◆ WORK TO DO ◆
Give every line from the entries that contains "this".

>> START DATA

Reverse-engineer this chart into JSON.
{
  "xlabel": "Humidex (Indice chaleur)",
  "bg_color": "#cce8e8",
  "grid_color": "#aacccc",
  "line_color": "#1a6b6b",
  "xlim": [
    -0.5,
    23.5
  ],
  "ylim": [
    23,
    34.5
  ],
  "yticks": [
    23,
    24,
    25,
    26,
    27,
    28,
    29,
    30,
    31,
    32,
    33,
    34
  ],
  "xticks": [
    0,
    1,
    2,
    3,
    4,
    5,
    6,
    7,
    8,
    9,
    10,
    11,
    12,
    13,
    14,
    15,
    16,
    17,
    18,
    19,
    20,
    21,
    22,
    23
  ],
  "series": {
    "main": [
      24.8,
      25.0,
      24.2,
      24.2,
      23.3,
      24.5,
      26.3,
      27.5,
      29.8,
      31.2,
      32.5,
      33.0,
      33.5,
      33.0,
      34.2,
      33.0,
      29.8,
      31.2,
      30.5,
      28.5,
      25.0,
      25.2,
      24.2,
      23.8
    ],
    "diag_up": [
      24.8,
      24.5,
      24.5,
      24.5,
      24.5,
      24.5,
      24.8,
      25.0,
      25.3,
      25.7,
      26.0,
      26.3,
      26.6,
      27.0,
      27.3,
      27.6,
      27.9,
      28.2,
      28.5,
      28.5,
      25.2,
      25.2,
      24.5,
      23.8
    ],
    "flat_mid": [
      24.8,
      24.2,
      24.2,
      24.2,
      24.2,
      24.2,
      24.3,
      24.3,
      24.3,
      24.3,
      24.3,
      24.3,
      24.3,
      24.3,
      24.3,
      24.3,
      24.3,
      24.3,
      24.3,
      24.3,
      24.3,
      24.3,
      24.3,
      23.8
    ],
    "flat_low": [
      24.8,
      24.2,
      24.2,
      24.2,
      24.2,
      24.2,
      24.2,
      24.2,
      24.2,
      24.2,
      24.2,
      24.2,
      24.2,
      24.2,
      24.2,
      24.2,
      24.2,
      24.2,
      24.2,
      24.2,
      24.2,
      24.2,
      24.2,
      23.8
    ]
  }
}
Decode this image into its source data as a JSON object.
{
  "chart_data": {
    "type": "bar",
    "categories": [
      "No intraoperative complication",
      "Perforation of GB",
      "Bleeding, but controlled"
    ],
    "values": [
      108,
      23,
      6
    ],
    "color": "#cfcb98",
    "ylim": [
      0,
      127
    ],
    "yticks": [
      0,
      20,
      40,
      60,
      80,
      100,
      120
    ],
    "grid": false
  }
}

>> END DATA

◆ REPLY TO THE EXERCISE ◆
Reverse-engineer this chart into JSON.
Decode this image into its source data as a JSON object.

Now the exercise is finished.